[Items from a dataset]

"""

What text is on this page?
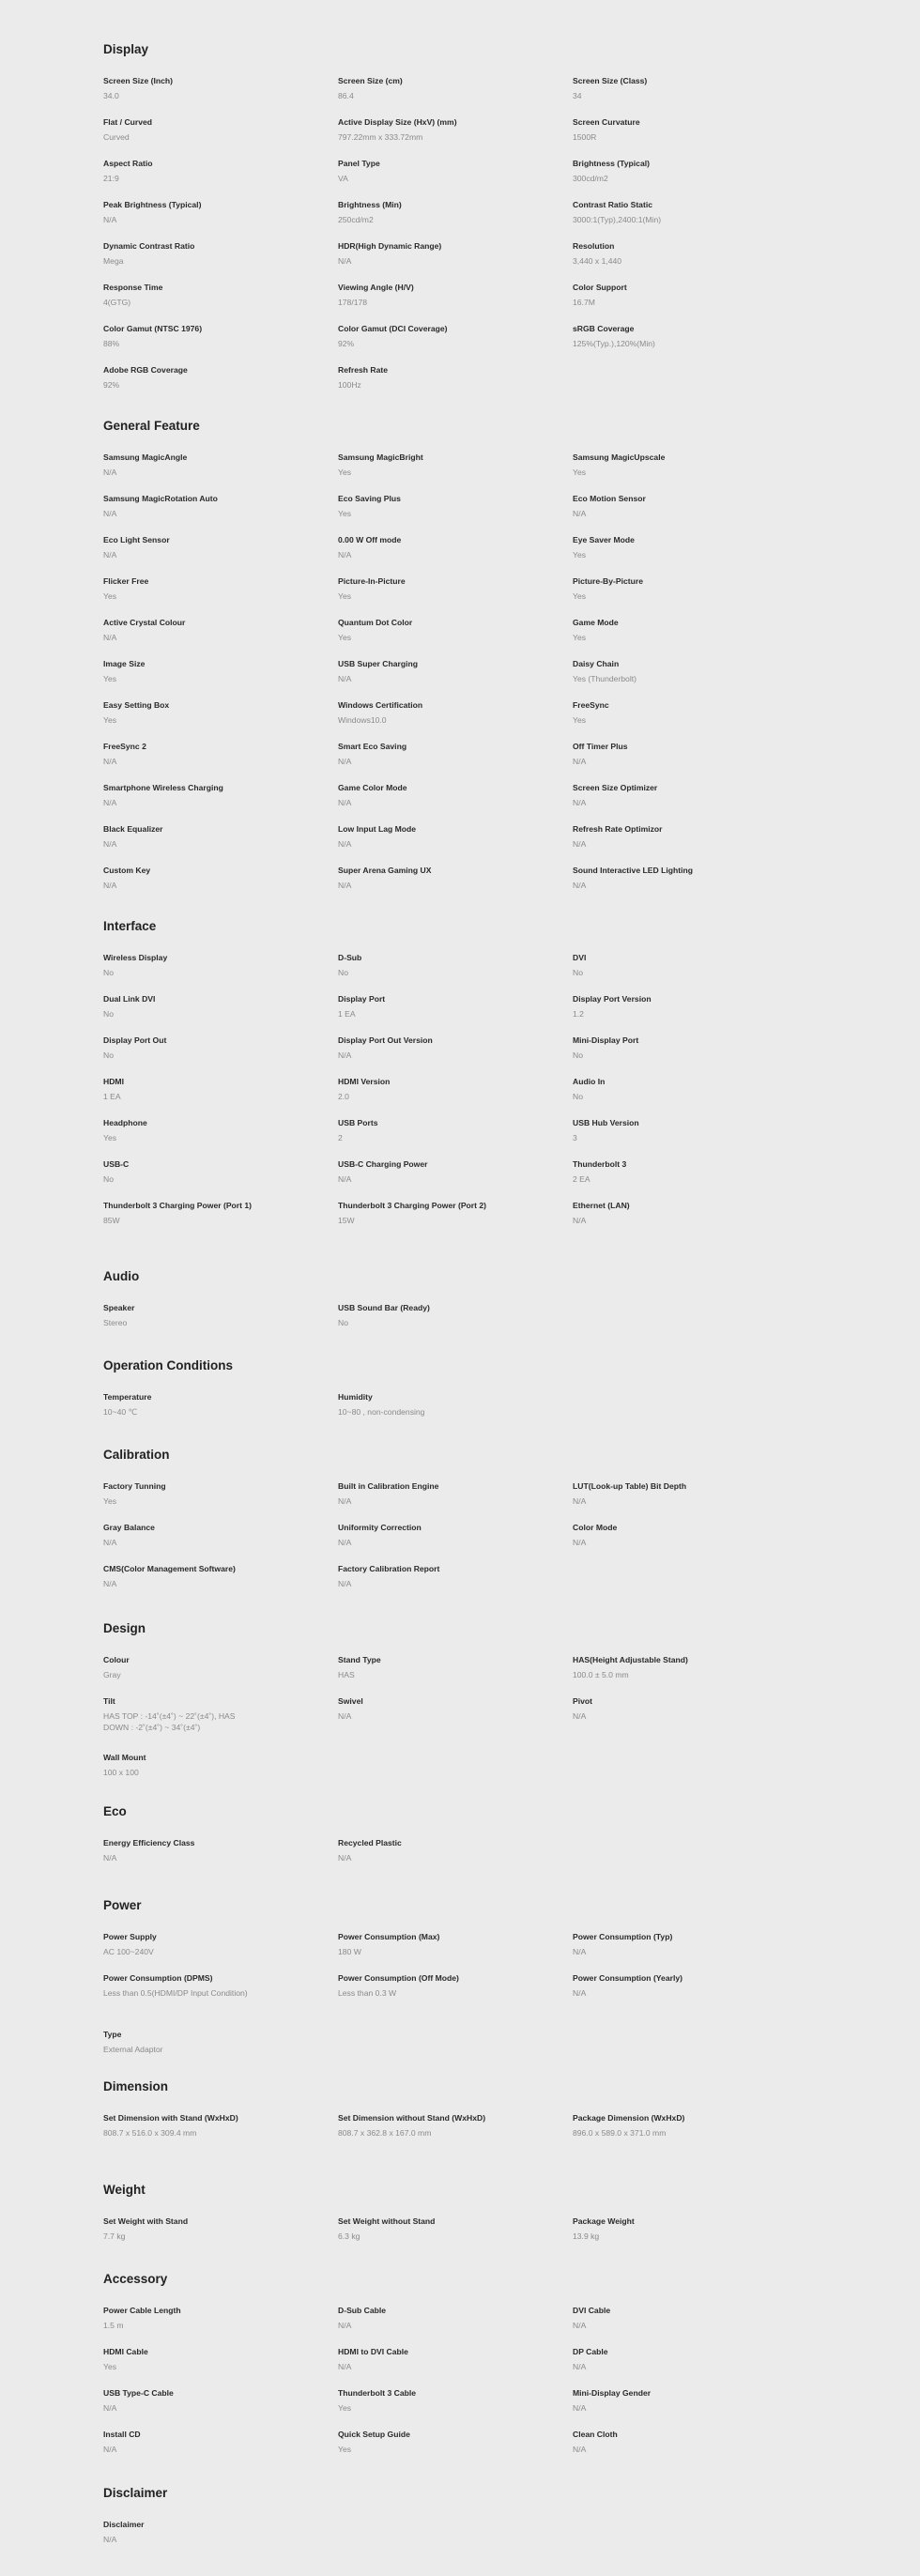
Display
Screen Size (Inch)
34.0
Screen Size (cm)
86.4
Screen Size (Class)
34
Flat / Curved
Curved
Active Display Size (HxV) (mm)
797.22mm x 333.72mm
Screen Curvature
1500R
Aspect Ratio
21:9
Panel Type
VA
Brightness (Typical)
300cd/m2
Peak Brightness (Typical)
N/A
Brightness (Min)
250cd/m2
Contrast Ratio Static
3000:1(Typ),2400:1(Min)
Dynamic Contrast Ratio
Mega
HDR(High Dynamic Range)
N/A
Resolution
3,440 x 1,440
Response Time
4(GTG)
Viewing Angle (H/V)
178/178
Color Support
16.7M
Color Gamut (NTSC 1976)
88%
Color Gamut (DCI Coverage)
92%
sRGB Coverage
125%(Typ.),120%(Min)
Adobe RGB Coverage
92%
Refresh Rate
100Hz
General Feature
Samsung MagicAngle
N/A
Samsung MagicBright
Yes
Samsung MagicUpscale
Yes
Samsung MagicRotation Auto
N/A
Eco Saving Plus
Yes
Eco Motion Sensor
N/A
Eco Light Sensor
N/A
0.00 W Off mode
N/A
Eye Saver Mode
Yes
Flicker Free
Yes
Picture-In-Picture
Yes
Picture-By-Picture
Yes
Active Crystal Colour
N/A
Quantum Dot Color
Yes
Game Mode
Yes
Image Size
Yes
USB Super Charging
N/A
Daisy Chain
Yes (Thunderbolt)
Easy Setting Box
Yes
Windows Certification
Windows10.0
FreeSync
Yes
FreeSync 2
N/A
Smart Eco Saving
N/A
Off Timer Plus
N/A
Smartphone Wireless Charging
N/A
Game Color Mode
N/A
Screen Size Optimizer
N/A
Black Equalizer
N/A
Low Input Lag Mode
N/A
Refresh Rate Optimizor
N/A
Custom Key
N/A
Super Arena Gaming UX
N/A
Sound Interactive LED Lighting
N/A
Interface
Wireless Display
No
D-Sub
No
DVI
No
Dual Link DVI
No
Display Port
1 EA
Display Port Version
1.2
Display Port Out
No
Display Port Out Version
N/A
Mini-Display Port
No
HDMI
1 EA
HDMI Version
2.0
Audio In
No
Headphone
Yes
USB Ports
2
USB Hub Version
3
USB-C
No
USB-C Charging Power
N/A
Thunderbolt 3
2 EA
Thunderbolt 3 Charging Power (Port 1)
85W
Thunderbolt 3 Charging Power (Port 2)
15W
Ethernet (LAN)
N/A
Audio
Speaker
Stereo
USB Sound Bar (Ready)
No
Operation Conditions
Temperature
10~40 ℃
Humidity
10~80 , non-condensing
Calibration
Factory Tunning
Yes
Built in Calibration Engine
N/A
LUT(Look-up Table) Bit Depth
N/A
Gray Balance
N/A
Uniformity Correction
N/A
Color Mode
N/A
CMS(Color Management Software)
N/A
Factory Calibration Report
N/A
Design
Colour
Gray
Stand Type
HAS
HAS(Height Adjustable Stand)
100.0 ± 5.0 mm
Tilt
HAS TOP : -14˚(±4˚) ~ 22˚(±4˚), HAS DOWN : -2˚(±4˚) ~ 34˚(±4˚)
Swivel
N/A
Pivot
N/A
Wall Mount
100 x 100
Eco
Energy Efficiency Class
N/A
Recycled Plastic
N/A
Power
Power Supply
AC 100~240V
Power Consumption (Max)
180 W
Power Consumption (Typ)
N/A
Power Consumption (DPMS)
Less than 0.5(HDMI/DP Input Condition)
Power Consumption (Off Mode)
Less than 0.3 W
Power Consumption (Yearly)
N/A
Type
External Adaptor
Dimension
Set Dimension with Stand (WxHxD)
808.7 x 516.0 x 309.4 mm
Set Dimension without Stand (WxHxD)
808.7 x 362.8 x 167.0 mm
Package Dimension (WxHxD)
896.0 x 589.0 x 371.0 mm
Weight
Set Weight with Stand
7.7 kg
Set Weight without Stand
6.3 kg
Package Weight
13.9 kg
Accessory
Power Cable Length
1.5 m
D-Sub Cable
N/A
DVI Cable
N/A
HDMI Cable
Yes
HDMI to DVI Cable
N/A
DP Cable
N/A
USB Type-C Cable
N/A
Thunderbolt 3 Cable
Yes
Mini-Display Gender
N/A
Install CD
N/A
Quick Setup Guide
Yes
Clean Cloth
N/A
Disclaimer
Disclaimer
N/A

"""

▸ TASK DIRECTIONS: Nothing in the entries above should change when they are printed again, except that the pictures are dropped.

▸ THE COMPLETED TASK:
What text is on this page?
Display
Screen Size (Inch)
34.0
Screen Size (cm)
86.4
Screen Size (Class)
34
Flat / Curved
Curved
Active Display Size (HxV) (mm)
797.22mm x 333.72mm
Screen Curvature
1500R
Aspect Ratio
21:9
Panel Type
VA
Brightness (Typical)
300cd/m2
Peak Brightness (Typical)
N/A
Brightness (Min)
250cd/m2
Contrast Ratio Static
3000:1(Typ),2400:1(Min)
Dynamic Contrast Ratio
Mega
HDR(High Dynamic Range)
N/A
Resolution
3,440 x 1,440
Response Time
4(GTG)
Viewing Angle (H/V)
178/178
Color Support
16.7M
Color Gamut (NTSC 1976)
88%
Color Gamut (DCI Coverage)
92%
sRGB Coverage
125%(Typ.),120%(Min)
Adobe RGB Coverage
92%
Refresh Rate
100Hz
General Feature
Samsung MagicAngle
N/A
Samsung MagicBright
Yes
Samsung MagicUpscale
Yes
Samsung MagicRotation Auto
N/A
Eco Saving Plus
Yes
Eco Motion Sensor
N/A
Eco Light Sensor
N/A
0.00 W Off mode
N/A
Eye Saver Mode
Yes
Flicker Free
Yes
Picture-In-Picture
Yes
Picture-By-Picture
Yes
Active Crystal Colour
N/A
Quantum Dot Color
Yes
Game Mode
Yes
Image Size
Yes
USB Super Charging
N/A
Daisy Chain
Yes (Thunderbolt)
Easy Setting Box
Yes
Windows Certification
Windows10.0
FreeSync
Yes
FreeSync 2
N/A
Smart Eco Saving
N/A
Off Timer Plus
N/A
Smartphone Wireless Charging
N/A
Game Color Mode
N/A
Screen Size Optimizer
N/A
Black Equalizer
N/A
Low Input Lag Mode
N/A
Refresh Rate Optimizor
N/A
Custom Key
N/A
Super Arena Gaming UX
N/A
Sound Interactive LED Lighting
N/A
Interface
Wireless Display
No
D-Sub
No
DVI
No
Dual Link DVI
No
Display Port
1 EA
Display Port Version
1.2
Display Port Out
No
Display Port Out Version
N/A
Mini-Display Port
No
HDMI
1 EA
HDMI Version
2.0
Audio In
No
Headphone
Yes
USB Ports
2
USB Hub Version
3
USB-C
No
USB-C Charging Power
N/A
Thunderbolt 3
2 EA
Thunderbolt 3 Charging Power (Port 1)
85W
Thunderbolt 3 Charging Power (Port 2)
15W
Ethernet (LAN)
N/A
Audio
Speaker
Stereo
USB Sound Bar (Ready)
No
Operation Conditions
Temperature
10~40 ℃
Humidity
10~80 , non-condensing
Calibration
Factory Tunning
Yes
Built in Calibration Engine
N/A
LUT(Look-up Table) Bit Depth
N/A
Gray Balance
N/A
Uniformity Correction
N/A
Color Mode
N/A
CMS(Color Management Software)
N/A
Factory Calibration Report
N/A
Design
Colour
Gray
Stand Type
HAS
HAS(Height Adjustable Stand)
100.0 ± 5.0 mm
Tilt
HAS TOP : -14˚(±4˚) ~ 22˚(±4˚), HAS DOWN : -2˚(±4˚) ~ 34˚(±4˚)
Swivel
N/A
Pivot
N/A
Wall Mount
100 x 100
Eco
Energy Efficiency Class
N/A
Recycled Plastic
N/A
Power
Power Supply
AC 100~240V
Power Consumption (Max)
180 W
Power Consumption (Typ)
N/A
Power Consumption (DPMS)
Less than 0.5(HDMI/DP Input Condition)
Power Consumption (Off Mode)
Less than 0.3 W
Power Consumption (Yearly)
N/A
Type
External Adaptor
Dimension
Set Dimension with Stand (WxHxD)
808.7 x 516.0 x 309.4 mm
Set Dimension without Stand (WxHxD)
808.7 x 362.8 x 167.0 mm
Package Dimension (WxHxD)
896.0 x 589.0 x 371.0 mm
Weight
Set Weight with Stand
7.7 kg
Set Weight without Stand
6.3 kg
Package Weight
13.9 kg
Accessory
Power Cable Length
1.5 m
D-Sub Cable
N/A
DVI Cable
N/A
HDMI Cable
Yes
HDMI to DVI Cable
N/A
DP Cable
N/A
USB Type-C Cable
N/A
Thunderbolt 3 Cable
Yes
Mini-Display Gender
N/A
Install CD
N/A
Quick Setup Guide
Yes
Clean Cloth
N/A
Disclaimer
Disclaimer
N/A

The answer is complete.